TASK MATERIAL:
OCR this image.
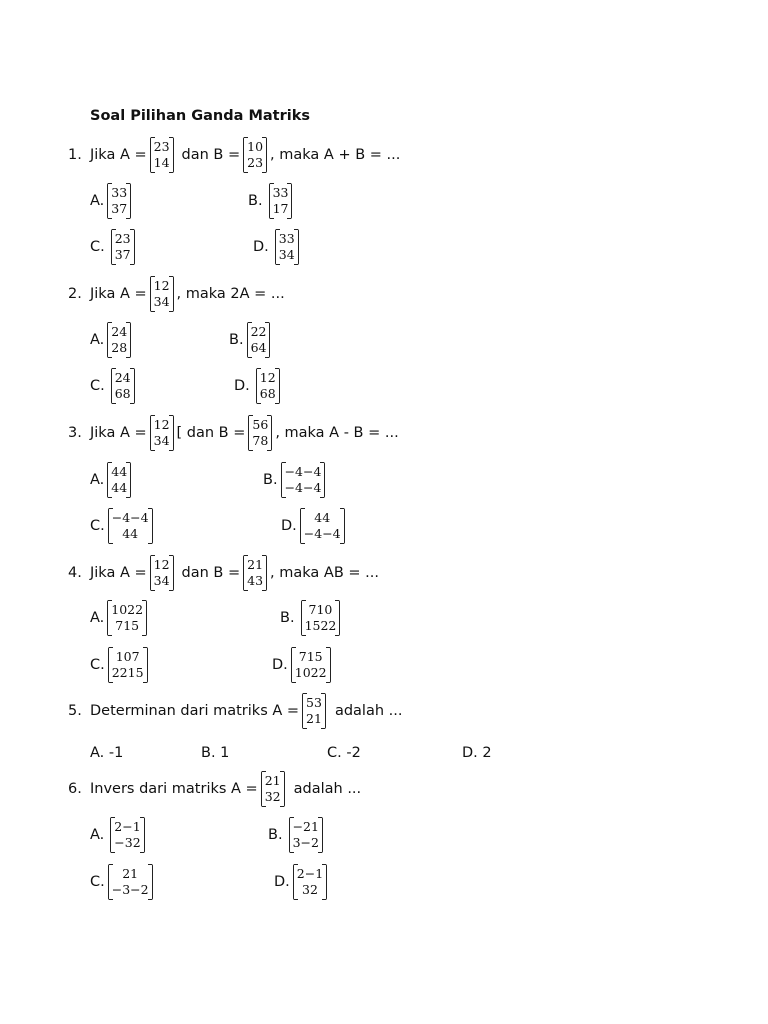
Soal Pilihan Ganda Matriks
1. Jika A =
23
14 dan B =
10
23 , maka A + B = ...
A.
33
37	B.
33
17
C.
23
37	D.
33
34
2. Jika A =
12
34 , maka 2A = ...
A.
24
28	B.
22
64
C.
24
68	D.
12
68
3. Jika A =
12
34 [ dan B =
56
78 , maka A - B = ...
A.
44
44	B.
−4−4
−4−4
C.
−4−4
44	D.
44
−4−4
4. Jika A =
12
34 dan B =
21
43 , maka AB = ...
A.
1022
715	B.
710
1522
C.
107
2215	D.
715
1022
5. Determinan dari matriks A =
53
21 adalah ...
A. -1	B. 1	C. -2	D. 2
6. Invers dari matriks A =
21
32 adalah ...
A.
2−1
−32	B.
−21
3−2
C.
21
−3−2	D.
2−1
32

EXERCISE OBJECTIVE: Write the full listing out again with every line unchanged, but include no pictures.

SOLUTION FOR THIS EXERCISE:
OCR this image.
Soal Pilihan Ganda Matriks
1. Jika A =
23
14 dan B =
10
23 , maka A + B = ...
A.
33
37	B.
33
17
C.
23
37	D.
33
34
2. Jika A =
12
34 , maka 2A = ...
A.
24
28	B.
22
64
C.
24
68	D.
12
68
3. Jika A =
12
34 [ dan B =
56
78 , maka A - B = ...
A.
44
44	B.
−4−4
−4−4
C.
−4−4
44	D.
44
−4−4
4. Jika A =
12
34 dan B =
21
43 , maka AB = ...
A.
1022
715	B.
710
1522
C.
107
2215	D.
715
1022
5. Determinan dari matriks A =
53
21 adalah ...
A. -1	B. 1	C. -2	D. 2
6. Invers dari matriks A =
21
32 adalah ...
A.
2−1
−32	B.
−21
3−2
C.
21
−3−2	D.
2−1
32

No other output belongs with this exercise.